◆ **REQUEST**
Locate all lines in the data below that hold "woman" and show them.

◇ ◇ ◇ ◇ ◇ ◇ ◇

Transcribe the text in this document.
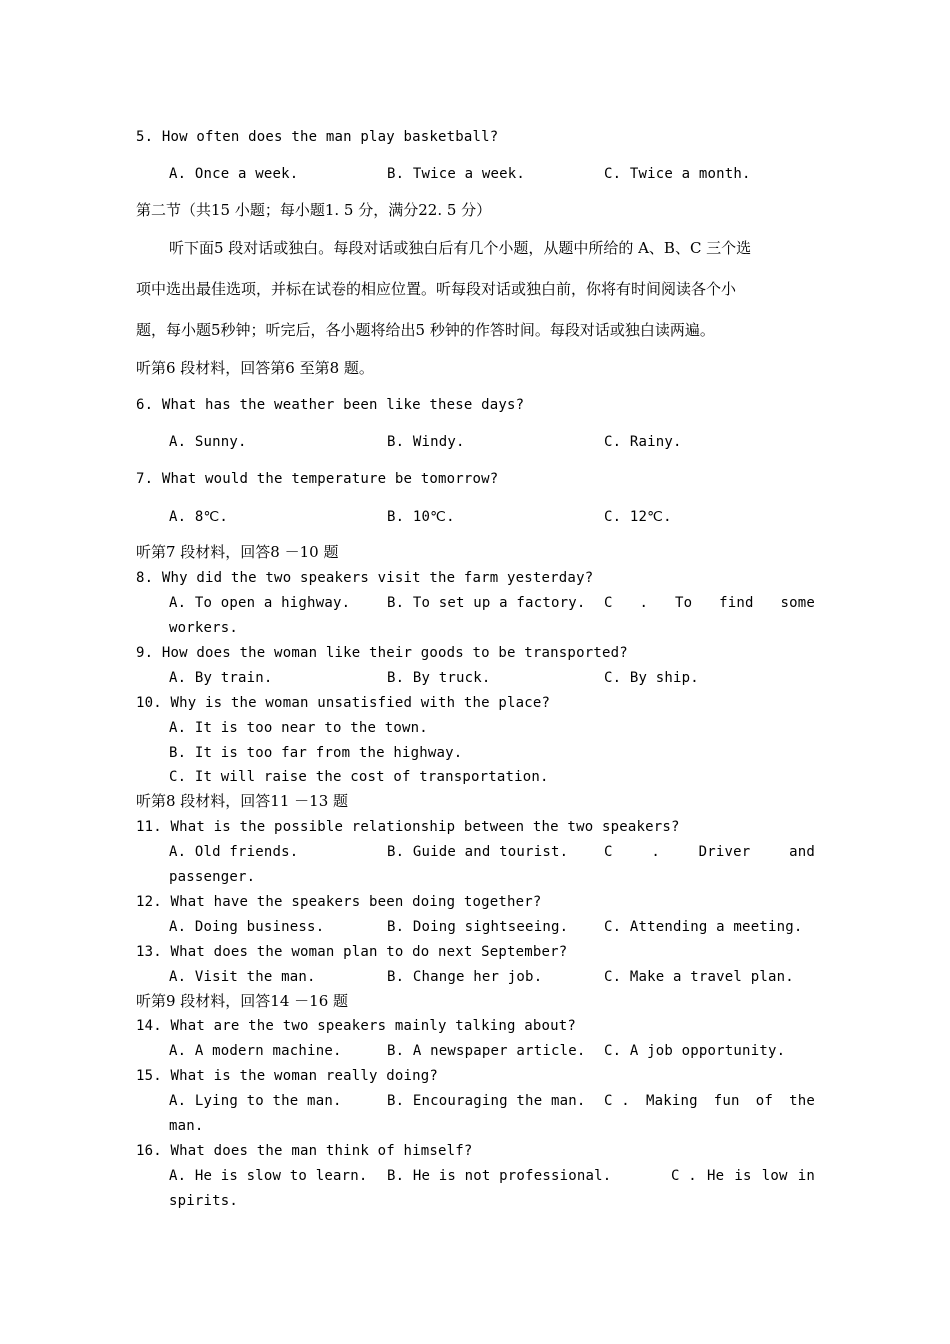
5. How often does the man play basketball?
A. Once a week.	B. Twice a week.	C. Twice a month.
第二节（共15 小题；每小题1. 5 分，满分22. 5 分）
听下面5 段对话或独白。每段对话或独白后有几个小题，从题中所给的 A、B、C 三个选
项中选出最佳选项，并标在试卷的相应位置。听每段对话或独白前，你将有时间阅读各个小
题，每小题5秒钟；听完后，各小题将给出5 秒钟的作答时间。每段对话或独白读两遍。
听第6 段材料，回答第6 至第8 题。
6. What has the weather been like these days?
A. Sunny.	B. Windy.	C. Rainy.
7. What would the temperature be tomorrow?
A. 8℃.	B. 10℃.	C. 12℃.
听第7 段材料，回答8 －10 题
8. Why did the two speakers visit the farm yesterday?
A. To open a highway.	B. To set up a factory. C . To find some
workers.
9. How does the woman like their goods to be transported?
A. By train.	B. By truck.	C. By ship.
10. Why is the woman unsatisfied with the place?
A. It is too near to the town.
B. It is too far from the highway.
C. It will raise the cost of transportation.
听第8 段材料，回答11 －13 题
11. What is the possible relationship between the two speakers?
A. Old friends.	B. Guide and tourist.	C	.	Driver	and
passenger.
12. What have the speakers been doing together?
A. Doing business.	B. Doing sightseeing.	C. Attending a meeting.
13. What does the woman plan to do next September?
A. Visit the man.	B. Change her job.	C. Make a travel plan.
听第9 段材料，回答14 －16 题
14. What are the two speakers mainly talking about?
A. A modern machine.	B. A newspaper article. C. A job opportunity.
15. What is the woman really doing?
A. Lying to the man.	B. Encouraging the man. C . Making fun of the
man.
16. What does the man think of himself?
A. He is slow to learn. B. He is not professional.	C . He is low in
spirits.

◇ ◇ ◇ ◇ ◇ ◇ ◇

◆ **WRITTEN SOLUTION**
9. How does the woman like their goods to be transported?
10. Why is the woman unsatisfied with the place?
13. What does the woman plan to do next September?
15. What is the woman really doing?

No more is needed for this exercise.